**Exercise**
Whenever a line contains the string "Media", copy it out of the entries.

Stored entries
-------

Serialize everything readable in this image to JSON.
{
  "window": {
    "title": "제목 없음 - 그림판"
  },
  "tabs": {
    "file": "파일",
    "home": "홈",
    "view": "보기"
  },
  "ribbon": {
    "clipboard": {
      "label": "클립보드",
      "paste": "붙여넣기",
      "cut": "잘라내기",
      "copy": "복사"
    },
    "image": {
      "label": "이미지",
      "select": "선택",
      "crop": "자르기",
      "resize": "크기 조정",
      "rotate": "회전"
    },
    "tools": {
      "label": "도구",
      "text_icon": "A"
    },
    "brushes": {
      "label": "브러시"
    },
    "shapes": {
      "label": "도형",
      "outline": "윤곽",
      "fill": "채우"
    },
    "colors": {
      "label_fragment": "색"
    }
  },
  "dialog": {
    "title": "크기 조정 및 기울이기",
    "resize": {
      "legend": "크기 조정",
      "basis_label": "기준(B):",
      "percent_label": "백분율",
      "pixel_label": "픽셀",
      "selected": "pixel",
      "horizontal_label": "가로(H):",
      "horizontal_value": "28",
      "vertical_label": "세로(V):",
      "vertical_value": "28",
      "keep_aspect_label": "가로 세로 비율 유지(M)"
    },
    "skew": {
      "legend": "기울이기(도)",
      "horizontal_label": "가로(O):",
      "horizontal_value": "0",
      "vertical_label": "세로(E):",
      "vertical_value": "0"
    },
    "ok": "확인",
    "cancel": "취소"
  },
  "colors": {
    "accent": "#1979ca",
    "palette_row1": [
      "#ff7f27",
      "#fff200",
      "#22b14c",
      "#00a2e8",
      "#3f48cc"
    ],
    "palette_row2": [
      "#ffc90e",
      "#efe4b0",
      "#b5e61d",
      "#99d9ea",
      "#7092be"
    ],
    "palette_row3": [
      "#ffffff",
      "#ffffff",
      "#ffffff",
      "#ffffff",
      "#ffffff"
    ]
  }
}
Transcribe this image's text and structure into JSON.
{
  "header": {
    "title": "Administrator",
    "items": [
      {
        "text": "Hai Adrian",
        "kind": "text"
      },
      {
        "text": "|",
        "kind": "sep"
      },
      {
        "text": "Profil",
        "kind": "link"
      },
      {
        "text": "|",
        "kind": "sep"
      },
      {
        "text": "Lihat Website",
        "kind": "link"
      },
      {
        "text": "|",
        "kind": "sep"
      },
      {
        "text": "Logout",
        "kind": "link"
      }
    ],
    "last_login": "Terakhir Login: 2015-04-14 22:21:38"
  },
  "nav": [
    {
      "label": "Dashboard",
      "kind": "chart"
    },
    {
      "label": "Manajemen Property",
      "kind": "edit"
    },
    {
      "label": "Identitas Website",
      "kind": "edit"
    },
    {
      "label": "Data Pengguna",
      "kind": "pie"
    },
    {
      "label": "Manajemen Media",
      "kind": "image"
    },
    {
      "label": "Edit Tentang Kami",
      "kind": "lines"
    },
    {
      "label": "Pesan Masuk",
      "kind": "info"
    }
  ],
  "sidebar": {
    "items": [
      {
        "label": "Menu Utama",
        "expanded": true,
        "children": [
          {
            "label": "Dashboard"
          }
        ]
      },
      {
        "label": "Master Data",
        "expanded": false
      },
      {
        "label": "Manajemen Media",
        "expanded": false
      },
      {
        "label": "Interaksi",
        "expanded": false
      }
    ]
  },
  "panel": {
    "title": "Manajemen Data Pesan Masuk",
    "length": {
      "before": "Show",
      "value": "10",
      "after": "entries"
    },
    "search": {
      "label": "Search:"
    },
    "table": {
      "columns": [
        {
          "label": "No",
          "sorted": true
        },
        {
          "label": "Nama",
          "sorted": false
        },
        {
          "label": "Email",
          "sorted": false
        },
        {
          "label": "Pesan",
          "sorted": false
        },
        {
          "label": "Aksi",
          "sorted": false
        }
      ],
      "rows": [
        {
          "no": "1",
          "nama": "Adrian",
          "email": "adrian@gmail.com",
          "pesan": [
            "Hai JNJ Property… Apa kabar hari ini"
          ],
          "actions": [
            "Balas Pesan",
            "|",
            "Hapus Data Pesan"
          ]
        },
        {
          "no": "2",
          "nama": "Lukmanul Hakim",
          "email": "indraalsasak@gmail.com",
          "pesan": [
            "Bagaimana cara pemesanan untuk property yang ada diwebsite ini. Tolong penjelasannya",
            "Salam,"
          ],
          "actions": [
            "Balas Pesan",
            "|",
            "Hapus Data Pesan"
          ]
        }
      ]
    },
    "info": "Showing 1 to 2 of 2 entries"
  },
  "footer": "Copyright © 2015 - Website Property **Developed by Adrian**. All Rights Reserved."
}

-------

**Response for this exercise**
      "label": "Manajemen Media",
        "label": "Manajemen Media",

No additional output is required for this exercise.